▶ [Requirement]: Repeat word for word everything from the line containing "What data populates" to the end of the listing, first and last lines included, and only that.

(Data items)
########
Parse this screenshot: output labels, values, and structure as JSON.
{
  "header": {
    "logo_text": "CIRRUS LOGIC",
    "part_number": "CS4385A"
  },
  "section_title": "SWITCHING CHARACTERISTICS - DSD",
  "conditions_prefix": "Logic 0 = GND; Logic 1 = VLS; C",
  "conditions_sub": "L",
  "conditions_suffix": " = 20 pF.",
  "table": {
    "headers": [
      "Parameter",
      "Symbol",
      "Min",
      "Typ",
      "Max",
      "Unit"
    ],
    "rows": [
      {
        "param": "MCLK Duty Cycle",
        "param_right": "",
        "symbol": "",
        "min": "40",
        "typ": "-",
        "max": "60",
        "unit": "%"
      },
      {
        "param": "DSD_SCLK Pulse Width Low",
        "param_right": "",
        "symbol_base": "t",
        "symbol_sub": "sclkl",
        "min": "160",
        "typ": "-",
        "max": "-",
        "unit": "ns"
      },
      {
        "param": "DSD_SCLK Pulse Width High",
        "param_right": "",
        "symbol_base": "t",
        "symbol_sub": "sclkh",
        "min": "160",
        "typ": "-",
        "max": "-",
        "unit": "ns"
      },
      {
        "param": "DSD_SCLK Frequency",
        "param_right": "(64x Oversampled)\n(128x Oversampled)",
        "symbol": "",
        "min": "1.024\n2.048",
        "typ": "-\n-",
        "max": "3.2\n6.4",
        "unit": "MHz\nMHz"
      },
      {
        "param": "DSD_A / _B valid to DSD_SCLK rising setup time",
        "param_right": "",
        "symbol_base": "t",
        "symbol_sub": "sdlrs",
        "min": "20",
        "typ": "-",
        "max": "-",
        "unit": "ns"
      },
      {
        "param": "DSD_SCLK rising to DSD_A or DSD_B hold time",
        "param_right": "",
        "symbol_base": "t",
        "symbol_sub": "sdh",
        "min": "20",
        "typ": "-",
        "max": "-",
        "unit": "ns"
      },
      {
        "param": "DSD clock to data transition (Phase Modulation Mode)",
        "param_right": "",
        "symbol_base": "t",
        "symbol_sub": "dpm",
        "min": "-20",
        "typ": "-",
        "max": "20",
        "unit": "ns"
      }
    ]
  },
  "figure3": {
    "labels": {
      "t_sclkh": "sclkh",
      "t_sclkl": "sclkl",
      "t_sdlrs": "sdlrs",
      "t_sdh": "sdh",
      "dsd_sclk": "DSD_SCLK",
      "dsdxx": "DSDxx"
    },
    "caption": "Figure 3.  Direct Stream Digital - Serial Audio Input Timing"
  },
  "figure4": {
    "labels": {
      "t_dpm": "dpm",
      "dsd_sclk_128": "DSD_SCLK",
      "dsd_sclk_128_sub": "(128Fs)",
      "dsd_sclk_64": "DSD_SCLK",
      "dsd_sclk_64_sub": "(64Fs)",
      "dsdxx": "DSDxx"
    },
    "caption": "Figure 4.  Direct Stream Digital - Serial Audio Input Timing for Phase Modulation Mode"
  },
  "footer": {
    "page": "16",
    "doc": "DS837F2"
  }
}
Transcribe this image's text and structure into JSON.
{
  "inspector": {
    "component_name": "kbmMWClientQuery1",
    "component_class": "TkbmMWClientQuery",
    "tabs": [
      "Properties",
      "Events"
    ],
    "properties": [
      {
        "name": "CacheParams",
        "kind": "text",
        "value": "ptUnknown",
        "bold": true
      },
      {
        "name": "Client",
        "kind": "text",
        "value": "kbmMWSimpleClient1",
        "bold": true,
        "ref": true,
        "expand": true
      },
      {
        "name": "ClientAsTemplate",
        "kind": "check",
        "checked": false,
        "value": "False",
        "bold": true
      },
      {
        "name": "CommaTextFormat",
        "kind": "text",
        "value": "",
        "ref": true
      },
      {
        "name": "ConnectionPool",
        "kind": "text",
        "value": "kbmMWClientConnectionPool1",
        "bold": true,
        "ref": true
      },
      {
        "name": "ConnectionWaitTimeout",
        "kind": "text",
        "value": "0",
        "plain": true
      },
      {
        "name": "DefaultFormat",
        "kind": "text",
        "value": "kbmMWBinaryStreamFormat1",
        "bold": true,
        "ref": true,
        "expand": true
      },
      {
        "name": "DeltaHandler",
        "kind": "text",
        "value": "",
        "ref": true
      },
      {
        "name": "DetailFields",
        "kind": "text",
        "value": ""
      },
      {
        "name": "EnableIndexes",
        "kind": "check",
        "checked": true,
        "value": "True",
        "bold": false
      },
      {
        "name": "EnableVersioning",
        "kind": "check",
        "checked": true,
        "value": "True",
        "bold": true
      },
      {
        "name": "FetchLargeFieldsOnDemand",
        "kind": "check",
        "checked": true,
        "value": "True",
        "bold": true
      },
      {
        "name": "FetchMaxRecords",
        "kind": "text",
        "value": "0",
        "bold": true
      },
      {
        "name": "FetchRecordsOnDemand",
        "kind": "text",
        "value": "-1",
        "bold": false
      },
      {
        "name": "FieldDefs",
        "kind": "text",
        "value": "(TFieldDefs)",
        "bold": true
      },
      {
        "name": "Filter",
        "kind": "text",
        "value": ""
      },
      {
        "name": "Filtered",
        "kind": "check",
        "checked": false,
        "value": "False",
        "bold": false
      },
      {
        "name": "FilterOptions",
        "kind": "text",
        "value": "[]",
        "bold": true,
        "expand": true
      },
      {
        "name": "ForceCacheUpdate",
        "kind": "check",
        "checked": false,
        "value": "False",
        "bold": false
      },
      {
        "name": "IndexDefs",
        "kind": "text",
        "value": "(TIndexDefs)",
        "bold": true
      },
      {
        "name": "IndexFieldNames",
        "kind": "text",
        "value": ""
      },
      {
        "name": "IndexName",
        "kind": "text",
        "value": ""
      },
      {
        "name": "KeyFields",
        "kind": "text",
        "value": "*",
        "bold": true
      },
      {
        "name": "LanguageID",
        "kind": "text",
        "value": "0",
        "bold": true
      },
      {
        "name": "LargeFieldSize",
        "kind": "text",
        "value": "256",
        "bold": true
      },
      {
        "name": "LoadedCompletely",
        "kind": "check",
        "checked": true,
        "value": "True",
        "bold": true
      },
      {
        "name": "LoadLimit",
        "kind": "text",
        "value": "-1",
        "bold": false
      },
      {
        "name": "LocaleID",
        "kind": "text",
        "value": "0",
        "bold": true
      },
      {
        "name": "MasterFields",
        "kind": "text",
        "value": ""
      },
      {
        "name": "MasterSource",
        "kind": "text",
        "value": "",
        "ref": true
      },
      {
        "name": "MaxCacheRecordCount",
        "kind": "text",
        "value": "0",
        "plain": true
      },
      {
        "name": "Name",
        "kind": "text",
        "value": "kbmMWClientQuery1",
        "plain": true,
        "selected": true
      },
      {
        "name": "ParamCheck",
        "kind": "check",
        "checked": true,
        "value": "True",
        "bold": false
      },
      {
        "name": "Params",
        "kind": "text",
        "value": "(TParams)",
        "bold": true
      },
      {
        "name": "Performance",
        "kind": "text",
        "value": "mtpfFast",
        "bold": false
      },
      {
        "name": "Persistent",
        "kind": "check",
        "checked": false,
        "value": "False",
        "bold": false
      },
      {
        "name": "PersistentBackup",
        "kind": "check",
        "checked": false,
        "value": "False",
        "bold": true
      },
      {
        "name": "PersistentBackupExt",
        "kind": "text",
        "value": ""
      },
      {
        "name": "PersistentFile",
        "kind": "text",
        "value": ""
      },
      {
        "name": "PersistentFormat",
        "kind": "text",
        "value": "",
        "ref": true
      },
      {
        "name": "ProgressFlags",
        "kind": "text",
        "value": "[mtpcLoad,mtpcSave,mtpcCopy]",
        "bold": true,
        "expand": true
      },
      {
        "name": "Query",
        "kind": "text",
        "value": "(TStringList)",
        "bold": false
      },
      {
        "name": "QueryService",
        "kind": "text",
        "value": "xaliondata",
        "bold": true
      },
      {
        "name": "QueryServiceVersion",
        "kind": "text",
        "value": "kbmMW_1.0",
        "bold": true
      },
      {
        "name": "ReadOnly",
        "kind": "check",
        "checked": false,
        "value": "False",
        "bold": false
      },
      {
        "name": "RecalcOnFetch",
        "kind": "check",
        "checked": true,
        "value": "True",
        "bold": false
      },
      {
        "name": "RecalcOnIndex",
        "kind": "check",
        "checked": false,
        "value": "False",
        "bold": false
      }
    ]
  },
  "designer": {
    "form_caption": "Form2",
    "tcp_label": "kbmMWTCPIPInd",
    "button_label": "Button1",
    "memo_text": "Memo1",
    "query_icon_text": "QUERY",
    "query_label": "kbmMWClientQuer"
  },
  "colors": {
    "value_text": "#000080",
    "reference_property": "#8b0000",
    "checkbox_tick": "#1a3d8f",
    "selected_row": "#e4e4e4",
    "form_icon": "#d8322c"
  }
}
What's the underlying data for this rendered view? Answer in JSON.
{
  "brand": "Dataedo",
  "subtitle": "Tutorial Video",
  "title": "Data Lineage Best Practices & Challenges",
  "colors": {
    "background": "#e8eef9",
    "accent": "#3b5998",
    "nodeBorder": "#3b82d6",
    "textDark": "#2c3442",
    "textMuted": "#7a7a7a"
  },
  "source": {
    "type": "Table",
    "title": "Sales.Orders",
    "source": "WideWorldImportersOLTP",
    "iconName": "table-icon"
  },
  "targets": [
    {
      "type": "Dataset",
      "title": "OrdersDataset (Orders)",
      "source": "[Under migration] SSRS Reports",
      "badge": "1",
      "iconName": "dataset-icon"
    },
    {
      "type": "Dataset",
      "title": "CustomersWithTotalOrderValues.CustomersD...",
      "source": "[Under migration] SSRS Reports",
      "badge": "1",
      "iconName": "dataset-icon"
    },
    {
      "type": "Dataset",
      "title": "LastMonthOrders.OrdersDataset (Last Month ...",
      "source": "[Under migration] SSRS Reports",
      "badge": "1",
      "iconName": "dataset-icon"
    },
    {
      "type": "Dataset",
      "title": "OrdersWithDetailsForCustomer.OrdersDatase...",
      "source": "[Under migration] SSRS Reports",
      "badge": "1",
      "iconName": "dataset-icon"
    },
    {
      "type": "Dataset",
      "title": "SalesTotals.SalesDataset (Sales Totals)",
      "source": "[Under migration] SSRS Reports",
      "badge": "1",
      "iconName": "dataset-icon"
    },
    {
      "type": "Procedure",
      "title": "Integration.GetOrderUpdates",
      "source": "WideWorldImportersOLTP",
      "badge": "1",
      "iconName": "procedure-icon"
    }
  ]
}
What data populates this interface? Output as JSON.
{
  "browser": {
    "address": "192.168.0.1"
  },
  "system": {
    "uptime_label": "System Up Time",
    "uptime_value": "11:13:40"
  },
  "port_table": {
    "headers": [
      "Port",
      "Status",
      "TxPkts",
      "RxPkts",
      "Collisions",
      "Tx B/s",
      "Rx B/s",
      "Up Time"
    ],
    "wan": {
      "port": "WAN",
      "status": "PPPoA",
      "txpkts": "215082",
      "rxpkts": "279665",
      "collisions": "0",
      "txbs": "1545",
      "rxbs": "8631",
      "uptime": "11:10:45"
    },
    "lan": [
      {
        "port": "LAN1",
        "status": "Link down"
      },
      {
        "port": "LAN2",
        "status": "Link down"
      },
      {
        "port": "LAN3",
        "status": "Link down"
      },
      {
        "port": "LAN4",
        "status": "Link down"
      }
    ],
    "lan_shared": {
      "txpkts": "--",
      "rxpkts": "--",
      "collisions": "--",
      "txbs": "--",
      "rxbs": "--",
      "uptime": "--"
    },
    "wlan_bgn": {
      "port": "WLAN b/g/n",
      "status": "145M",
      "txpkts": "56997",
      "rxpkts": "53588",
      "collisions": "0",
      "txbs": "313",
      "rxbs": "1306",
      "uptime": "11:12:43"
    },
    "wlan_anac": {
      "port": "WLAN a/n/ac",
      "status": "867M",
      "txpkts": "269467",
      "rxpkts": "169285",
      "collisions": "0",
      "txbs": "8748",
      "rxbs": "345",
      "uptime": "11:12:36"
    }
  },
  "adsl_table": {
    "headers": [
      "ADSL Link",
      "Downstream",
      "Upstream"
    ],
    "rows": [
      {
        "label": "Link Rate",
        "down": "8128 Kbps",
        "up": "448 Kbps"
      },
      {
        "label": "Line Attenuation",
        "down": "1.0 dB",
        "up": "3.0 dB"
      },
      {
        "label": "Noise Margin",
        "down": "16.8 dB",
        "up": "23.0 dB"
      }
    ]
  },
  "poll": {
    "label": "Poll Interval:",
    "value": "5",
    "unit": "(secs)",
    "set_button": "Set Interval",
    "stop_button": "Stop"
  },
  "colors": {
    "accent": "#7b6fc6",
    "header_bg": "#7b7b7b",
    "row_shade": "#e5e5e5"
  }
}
########
▶ [Solution to the problem]:
What data populates this interface? Output as JSON.
{
  "browser": {
    "address": "192.168.0.1"
  },
  "system": {
    "uptime_label": "System Up Time",
    "uptime_value": "11:13:40"
  },
  "port_table": {
    "headers": [
      "Port",
      "Status",
      "TxPkts",
      "RxPkts",
      "Collisions",
      "Tx B/s",
      "Rx B/s",
      "Up Time"
    ],
    "wan": {
      "port": "WAN",
      "status": "PPPoA",
      "txpkts": "215082",
      "rxpkts": "279665",
      "collisions": "0",
      "txbs": "1545",
      "rxbs": "8631",
      "uptime": "11:10:45"
    },
    "lan": [
      {
        "port": "LAN1",
        "status": "Link down"
      },
      {
        "port": "LAN2",
        "status": "Link down"
      },
      {
        "port": "LAN3",
        "status": "Link down"
      },
      {
        "port": "LAN4",
        "status": "Link down"
      }
    ],
    "lan_shared": {
      "txpkts": "--",
      "rxpkts": "--",
      "collisions": "--",
      "txbs": "--",
      "rxbs": "--",
      "uptime": "--"
    },
    "wlan_bgn": {
      "port": "WLAN b/g/n",
      "status": "145M",
      "txpkts": "56997",
      "rxpkts": "53588",
      "collisions": "0",
      "txbs": "313",
      "rxbs": "1306",
      "uptime": "11:12:43"
    },
    "wlan_anac": {
      "port": "WLAN a/n/ac",
      "status": "867M",
      "txpkts": "269467",
      "rxpkts": "169285",
      "collisions": "0",
      "txbs": "8748",
      "rxbs": "345",
      "uptime": "11:12:36"
    }
  },
  "adsl_table": {
    "headers": [
      "ADSL Link",
      "Downstream",
      "Upstream"
    ],
    "rows": [
      {
        "label": "Link Rate",
        "down": "8128 Kbps",
        "up": "448 Kbps"
      },
      {
        "label": "Line Attenuation",
        "down": "1.0 dB",
        "up": "3.0 dB"
      },
      {
        "label": "Noise Margin",
        "down": "16.8 dB",
        "up": "23.0 dB"
      }
    ]
  },
  "poll": {
    "label": "Poll Interval:",
    "value": "5",
    "unit": "(secs)",
    "set_button": "Set Interval",
    "stop_button": "Stop"
  },
  "colors": {
    "accent": "#7b6fc6",
    "header_bg": "#7b7b7b",
    "row_shade": "#e5e5e5"
  }
}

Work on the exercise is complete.